_What is expected_
How many of the lines below include "Amount"? Give the number and no other words.

_Listed entries_
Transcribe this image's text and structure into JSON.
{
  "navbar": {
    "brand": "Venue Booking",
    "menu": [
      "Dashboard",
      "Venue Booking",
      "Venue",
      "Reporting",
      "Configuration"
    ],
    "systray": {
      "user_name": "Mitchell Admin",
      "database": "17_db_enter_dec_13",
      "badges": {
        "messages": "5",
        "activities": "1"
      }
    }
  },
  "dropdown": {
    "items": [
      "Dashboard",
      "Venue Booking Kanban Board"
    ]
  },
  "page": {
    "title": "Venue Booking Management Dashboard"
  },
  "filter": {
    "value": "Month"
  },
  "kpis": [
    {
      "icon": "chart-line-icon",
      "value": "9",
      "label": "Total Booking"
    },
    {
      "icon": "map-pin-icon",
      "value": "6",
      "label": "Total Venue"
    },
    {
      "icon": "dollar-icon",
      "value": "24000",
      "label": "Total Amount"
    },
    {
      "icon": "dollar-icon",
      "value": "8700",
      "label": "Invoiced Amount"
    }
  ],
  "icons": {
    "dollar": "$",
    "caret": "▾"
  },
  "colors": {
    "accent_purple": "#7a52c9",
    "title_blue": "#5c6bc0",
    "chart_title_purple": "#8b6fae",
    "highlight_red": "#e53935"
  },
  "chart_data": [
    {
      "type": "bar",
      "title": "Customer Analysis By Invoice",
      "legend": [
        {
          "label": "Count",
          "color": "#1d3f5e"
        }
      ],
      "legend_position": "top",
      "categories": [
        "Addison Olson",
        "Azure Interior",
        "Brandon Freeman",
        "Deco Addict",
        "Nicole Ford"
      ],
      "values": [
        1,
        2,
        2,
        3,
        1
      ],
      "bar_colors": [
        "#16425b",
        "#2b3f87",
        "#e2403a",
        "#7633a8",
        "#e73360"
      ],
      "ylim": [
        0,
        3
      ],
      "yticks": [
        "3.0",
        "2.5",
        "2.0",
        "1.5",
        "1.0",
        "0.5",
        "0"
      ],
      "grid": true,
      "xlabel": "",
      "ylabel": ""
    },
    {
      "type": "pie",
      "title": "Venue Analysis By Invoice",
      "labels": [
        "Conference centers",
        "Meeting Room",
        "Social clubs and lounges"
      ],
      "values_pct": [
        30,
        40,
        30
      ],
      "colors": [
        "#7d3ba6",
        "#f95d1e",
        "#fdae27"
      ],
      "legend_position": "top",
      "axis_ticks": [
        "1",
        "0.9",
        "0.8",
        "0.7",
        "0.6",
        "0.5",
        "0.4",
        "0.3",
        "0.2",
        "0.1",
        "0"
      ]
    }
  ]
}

_Task response_
2